Your instructions:
Single out each line with the word "nixos" and copy it.
%%
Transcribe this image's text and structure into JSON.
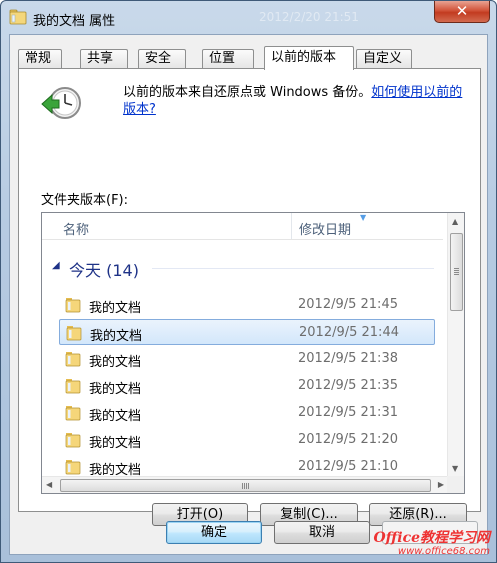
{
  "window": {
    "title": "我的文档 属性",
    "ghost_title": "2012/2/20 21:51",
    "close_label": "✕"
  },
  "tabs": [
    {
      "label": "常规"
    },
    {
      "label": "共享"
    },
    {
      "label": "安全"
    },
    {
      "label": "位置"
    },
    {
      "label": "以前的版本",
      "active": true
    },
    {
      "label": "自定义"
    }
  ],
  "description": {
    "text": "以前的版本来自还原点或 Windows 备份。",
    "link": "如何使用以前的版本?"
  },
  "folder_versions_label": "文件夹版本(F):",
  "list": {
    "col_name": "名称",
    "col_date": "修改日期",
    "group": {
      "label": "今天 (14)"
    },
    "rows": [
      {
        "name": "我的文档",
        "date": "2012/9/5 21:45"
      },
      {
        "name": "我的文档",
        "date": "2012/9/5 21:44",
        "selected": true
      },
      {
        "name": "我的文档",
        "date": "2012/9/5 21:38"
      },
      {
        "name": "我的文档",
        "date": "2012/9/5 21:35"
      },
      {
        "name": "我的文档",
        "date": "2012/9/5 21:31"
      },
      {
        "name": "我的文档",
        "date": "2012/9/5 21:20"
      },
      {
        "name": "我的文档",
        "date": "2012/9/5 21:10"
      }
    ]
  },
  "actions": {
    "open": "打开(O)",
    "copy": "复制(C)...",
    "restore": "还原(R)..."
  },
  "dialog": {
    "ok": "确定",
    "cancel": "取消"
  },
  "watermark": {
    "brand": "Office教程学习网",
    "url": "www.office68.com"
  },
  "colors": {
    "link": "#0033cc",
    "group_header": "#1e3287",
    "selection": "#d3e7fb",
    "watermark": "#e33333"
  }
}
%%
%%
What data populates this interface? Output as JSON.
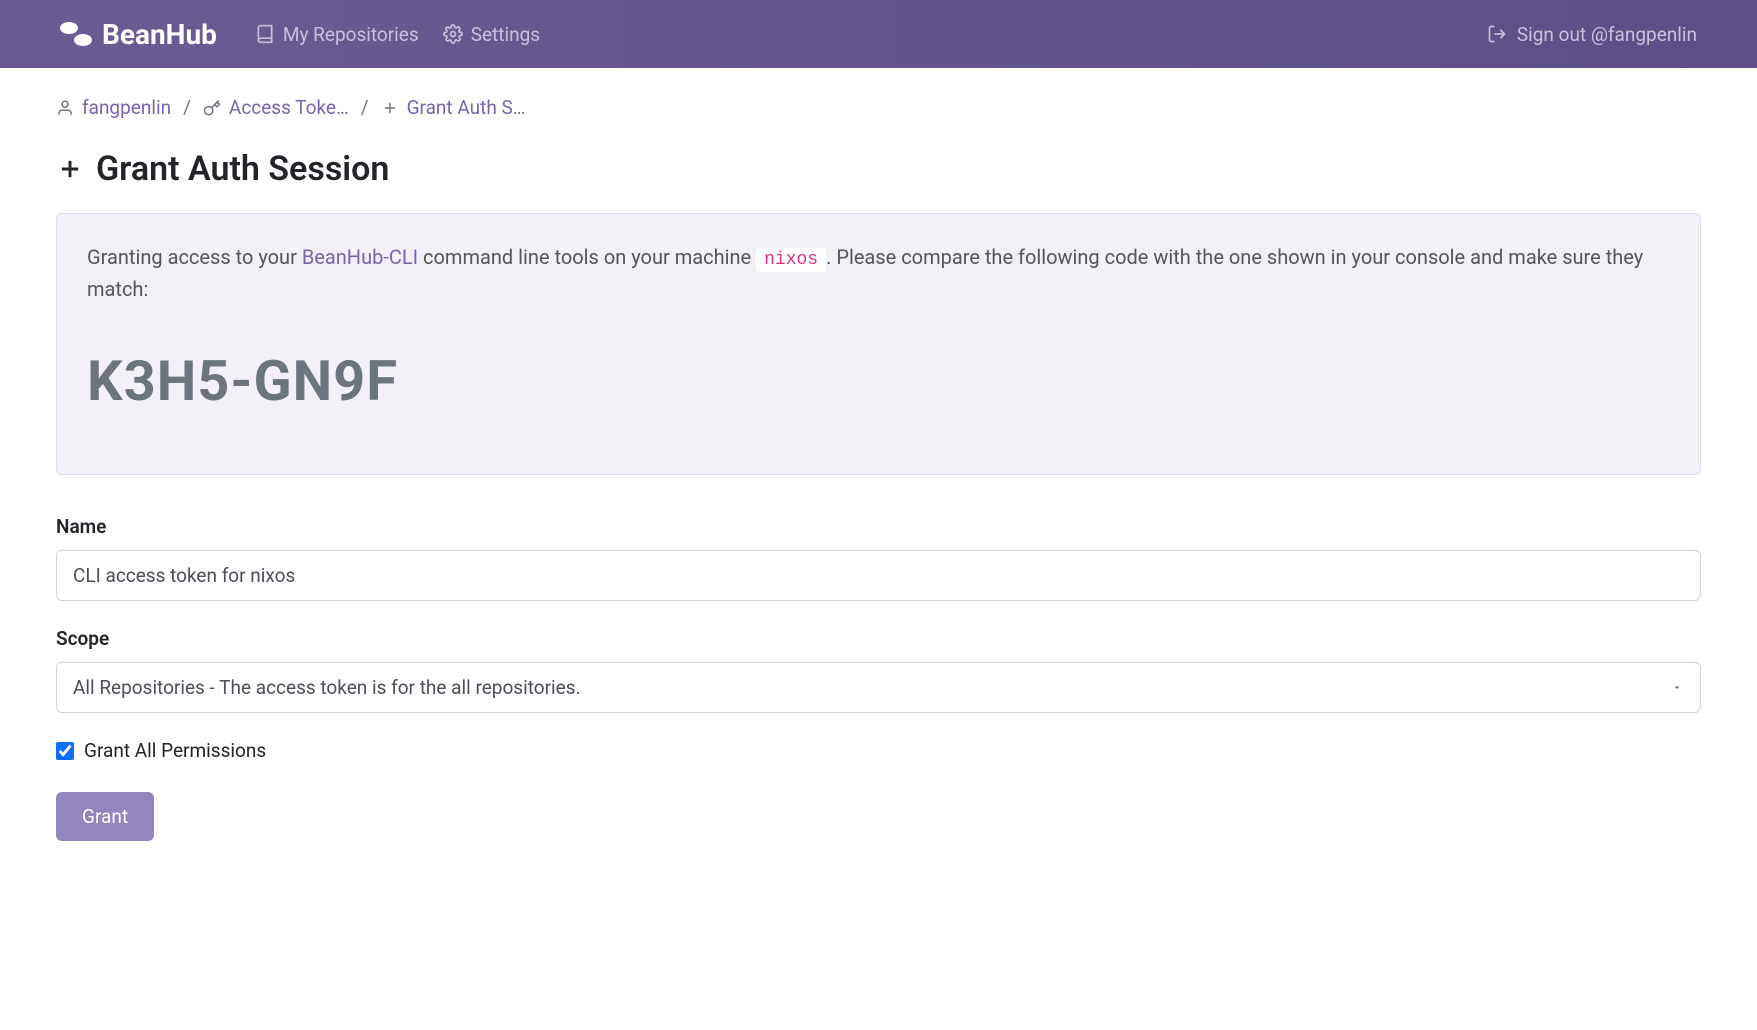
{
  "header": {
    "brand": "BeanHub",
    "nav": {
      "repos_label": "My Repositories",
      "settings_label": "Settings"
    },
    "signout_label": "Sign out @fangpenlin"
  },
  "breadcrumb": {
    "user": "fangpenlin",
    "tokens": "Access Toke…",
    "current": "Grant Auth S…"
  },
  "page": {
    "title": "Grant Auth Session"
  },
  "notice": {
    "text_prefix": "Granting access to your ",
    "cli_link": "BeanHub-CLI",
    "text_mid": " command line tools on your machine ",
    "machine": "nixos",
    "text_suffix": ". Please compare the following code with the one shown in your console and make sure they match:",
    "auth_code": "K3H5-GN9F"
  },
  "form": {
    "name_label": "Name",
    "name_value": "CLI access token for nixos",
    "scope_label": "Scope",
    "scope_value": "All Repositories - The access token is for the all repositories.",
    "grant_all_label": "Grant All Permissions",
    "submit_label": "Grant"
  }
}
%%
Written answer:
    "machine": "nixos",
    "name_value": "CLI access token for nixos",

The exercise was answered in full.